Extract the text of every entry below exactly; leave images out.
▶
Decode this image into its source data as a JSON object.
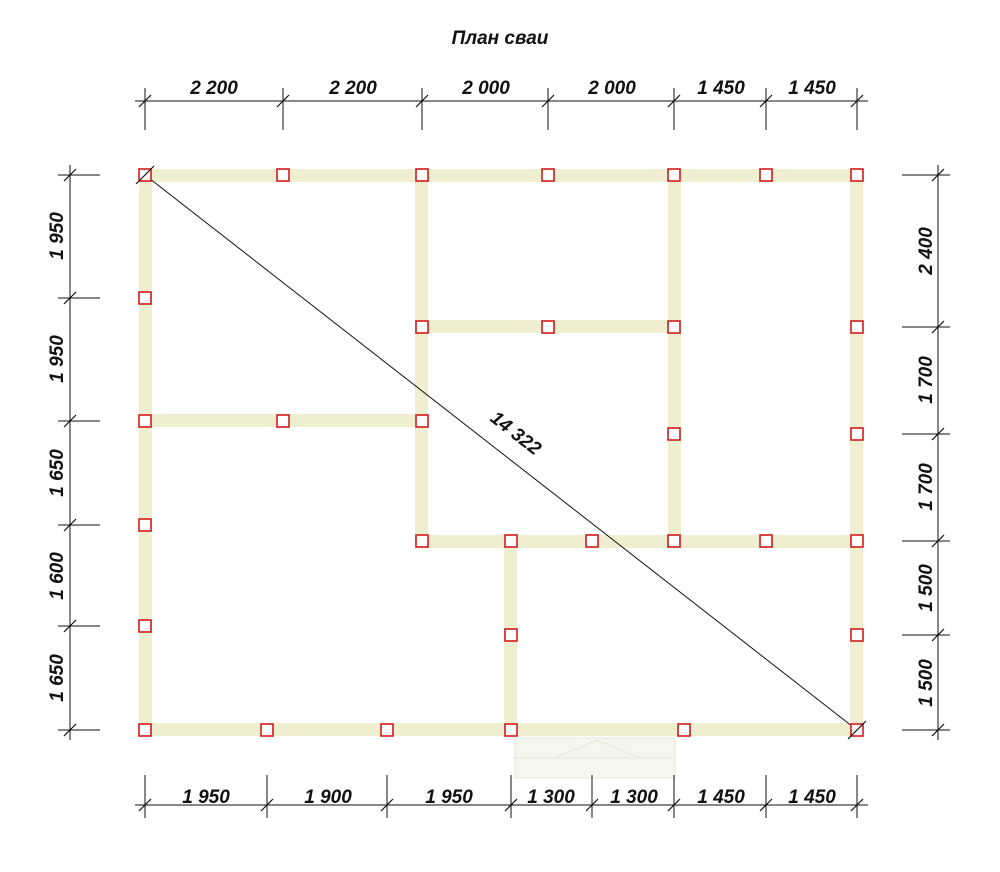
{
  "title": "План сваи",
  "dimensions": {
    "top": [
      "2 200",
      "2 200",
      "2 000",
      "2 000",
      "1 450",
      "1 450"
    ],
    "bottom": [
      "1 950",
      "1 900",
      "1 950",
      "1 300",
      "1 300",
      "1 450",
      "1 450"
    ],
    "left": [
      "1 950",
      "1 950",
      "1 650",
      "1 600",
      "1 650"
    ],
    "right": [
      "2 400",
      "1 700",
      "1 700",
      "1 500",
      "1 500"
    ]
  },
  "diagonal_label": "14 322",
  "colors": {
    "beam": "#efeed0",
    "pile_stroke": "#d21a1a",
    "line": "#111111"
  }
}
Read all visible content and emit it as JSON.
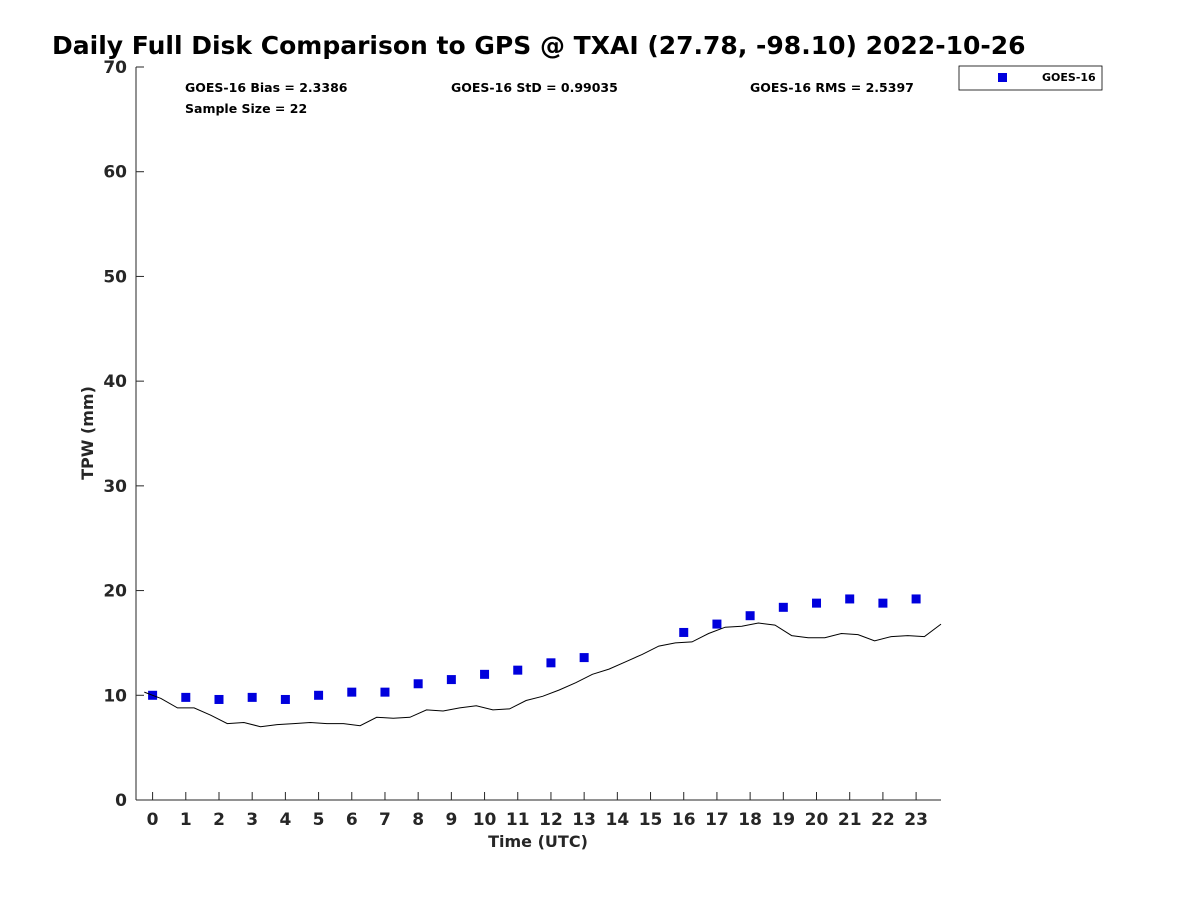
{
  "chart_data": {
    "type": "scatter",
    "title": "Daily Full Disk Comparison to GPS @ TXAI (27.78, -98.10) 2022-10-26",
    "xlabel": "Time (UTC)",
    "ylabel": "TPW (mm)",
    "xlim": [
      -0.5,
      23.75
    ],
    "ylim": [
      0,
      70
    ],
    "x_ticks": [
      0,
      1,
      2,
      3,
      4,
      5,
      6,
      7,
      8,
      9,
      10,
      11,
      12,
      13,
      14,
      15,
      16,
      17,
      18,
      19,
      20,
      21,
      22,
      23
    ],
    "y_ticks": [
      0,
      10,
      20,
      30,
      40,
      50,
      60,
      70
    ],
    "grid": false,
    "legend_position": "top-right outside",
    "stats": {
      "bias": "GOES-16 Bias = 2.3386",
      "std": "GOES-16 StD = 0.99035",
      "rms": "GOES-16 RMS = 2.5397",
      "sample": "Sample Size = 22"
    },
    "series": [
      {
        "name": "GOES-16",
        "kind": "scatter",
        "marker": "square",
        "color": "#0000dd",
        "x": [
          0,
          1,
          2,
          3,
          4,
          5,
          6,
          7,
          8,
          9,
          10,
          11,
          12,
          13,
          16,
          17,
          18,
          19,
          20,
          21,
          22,
          23
        ],
        "y": [
          10.0,
          9.8,
          9.6,
          9.8,
          9.6,
          10.0,
          10.3,
          10.3,
          11.1,
          11.5,
          12.0,
          12.4,
          13.1,
          13.6,
          16.0,
          16.8,
          17.6,
          18.4,
          18.8,
          19.2,
          18.8,
          19.2
        ]
      },
      {
        "kind": "line",
        "color": "#000000",
        "x": [
          -0.25,
          0,
          0.25,
          0.75,
          1.25,
          1.75,
          2.25,
          2.75,
          3.25,
          3.75,
          4.25,
          4.75,
          5.25,
          5.75,
          6.25,
          6.75,
          7.25,
          7.75,
          8.25,
          8.75,
          9.25,
          9.75,
          10.25,
          10.75,
          11.25,
          11.75,
          12.25,
          12.75,
          13.25,
          13.75,
          14.25,
          14.75,
          15.25,
          15.75,
          16.25,
          16.75,
          17.25,
          17.75,
          18.25,
          18.75,
          19.25,
          19.75,
          20.25,
          20.75,
          21.25,
          21.75,
          22.25,
          22.75,
          23.25,
          23.75
        ],
        "y": [
          10.3,
          10.0,
          9.7,
          8.8,
          8.8,
          8.1,
          7.3,
          7.4,
          7.0,
          7.2,
          7.3,
          7.4,
          7.3,
          7.3,
          7.1,
          7.9,
          7.8,
          7.9,
          8.6,
          8.5,
          8.8,
          9.0,
          8.6,
          8.7,
          9.5,
          9.9,
          10.5,
          11.2,
          12.0,
          12.5,
          13.2,
          13.9,
          14.7,
          15.0,
          15.1,
          15.9,
          16.5,
          16.6,
          16.9,
          16.7,
          15.7,
          15.5,
          15.5,
          15.9,
          15.8,
          15.2,
          15.6,
          15.7,
          15.6,
          16.8
        ]
      }
    ]
  }
}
◀
Exercise answer
Decode this image into its source data as a JSON object.
{
  "title": "План сваи",
  "dimensions": {
    "top": [
      "2 200",
      "2 200",
      "2 000",
      "2 000",
      "1 450",
      "1 450"
    ],
    "bottom": [
      "1 950",
      "1 900",
      "1 950",
      "1 300",
      "1 300",
      "1 450",
      "1 450"
    ],
    "left": [
      "1 950",
      "1 950",
      "1 650",
      "1 600",
      "1 650"
    ],
    "right": [
      "2 400",
      "1 700",
      "1 700",
      "1 500",
      "1 500"
    ]
  },
  "diagonal_label": "14 322",
  "colors": {
    "beam": "#efeed0",
    "pile_stroke": "#d21a1a",
    "line": "#111111"
  }
}
Read all visible content and emit it as JSON.
{
  "chart_data": {
    "type": "scatter",
    "title": "Daily Full Disk Comparison to GPS @ TXAI (27.78, -98.10) 2022-10-26",
    "xlabel": "Time (UTC)",
    "ylabel": "TPW (mm)",
    "xlim": [
      -0.5,
      23.75
    ],
    "ylim": [
      0,
      70
    ],
    "x_ticks": [
      0,
      1,
      2,
      3,
      4,
      5,
      6,
      7,
      8,
      9,
      10,
      11,
      12,
      13,
      14,
      15,
      16,
      17,
      18,
      19,
      20,
      21,
      22,
      23
    ],
    "y_ticks": [
      0,
      10,
      20,
      30,
      40,
      50,
      60,
      70
    ],
    "grid": false,
    "legend_position": "top-right outside",
    "stats": {
      "bias": "GOES-16 Bias = 2.3386",
      "std": "GOES-16 StD = 0.99035",
      "rms": "GOES-16 RMS = 2.5397",
      "sample": "Sample Size = 22"
    },
    "series": [
      {
        "name": "GOES-16",
        "kind": "scatter",
        "marker": "square",
        "color": "#0000dd",
        "x": [
          0,
          1,
          2,
          3,
          4,
          5,
          6,
          7,
          8,
          9,
          10,
          11,
          12,
          13,
          16,
          17,
          18,
          19,
          20,
          21,
          22,
          23
        ],
        "y": [
          10.0,
          9.8,
          9.6,
          9.8,
          9.6,
          10.0,
          10.3,
          10.3,
          11.1,
          11.5,
          12.0,
          12.4,
          13.1,
          13.6,
          16.0,
          16.8,
          17.6,
          18.4,
          18.8,
          19.2,
          18.8,
          19.2
        ]
      },
      {
        "kind": "line",
        "color": "#000000",
        "x": [
          -0.25,
          0,
          0.25,
          0.75,
          1.25,
          1.75,
          2.25,
          2.75,
          3.25,
          3.75,
          4.25,
          4.75,
          5.25,
          5.75,
          6.25,
          6.75,
          7.25,
          7.75,
          8.25,
          8.75,
          9.25,
          9.75,
          10.25,
          10.75,
          11.25,
          11.75,
          12.25,
          12.75,
          13.25,
          13.75,
          14.25,
          14.75,
          15.25,
          15.75,
          16.25,
          16.75,
          17.25,
          17.75,
          18.25,
          18.75,
          19.25,
          19.75,
          20.25,
          20.75,
          21.25,
          21.75,
          22.25,
          22.75,
          23.25,
          23.75
        ],
        "y": [
          10.3,
          10.0,
          9.7,
          8.8,
          8.8,
          8.1,
          7.3,
          7.4,
          7.0,
          7.2,
          7.3,
          7.4,
          7.3,
          7.3,
          7.1,
          7.9,
          7.8,
          7.9,
          8.6,
          8.5,
          8.8,
          9.0,
          8.6,
          8.7,
          9.5,
          9.9,
          10.5,
          11.2,
          12.0,
          12.5,
          13.2,
          13.9,
          14.7,
          15.0,
          15.1,
          15.9,
          16.5,
          16.6,
          16.9,
          16.7,
          15.7,
          15.5,
          15.5,
          15.9,
          15.8,
          15.2,
          15.6,
          15.7,
          15.6,
          16.8
        ]
      }
    ]
  }
}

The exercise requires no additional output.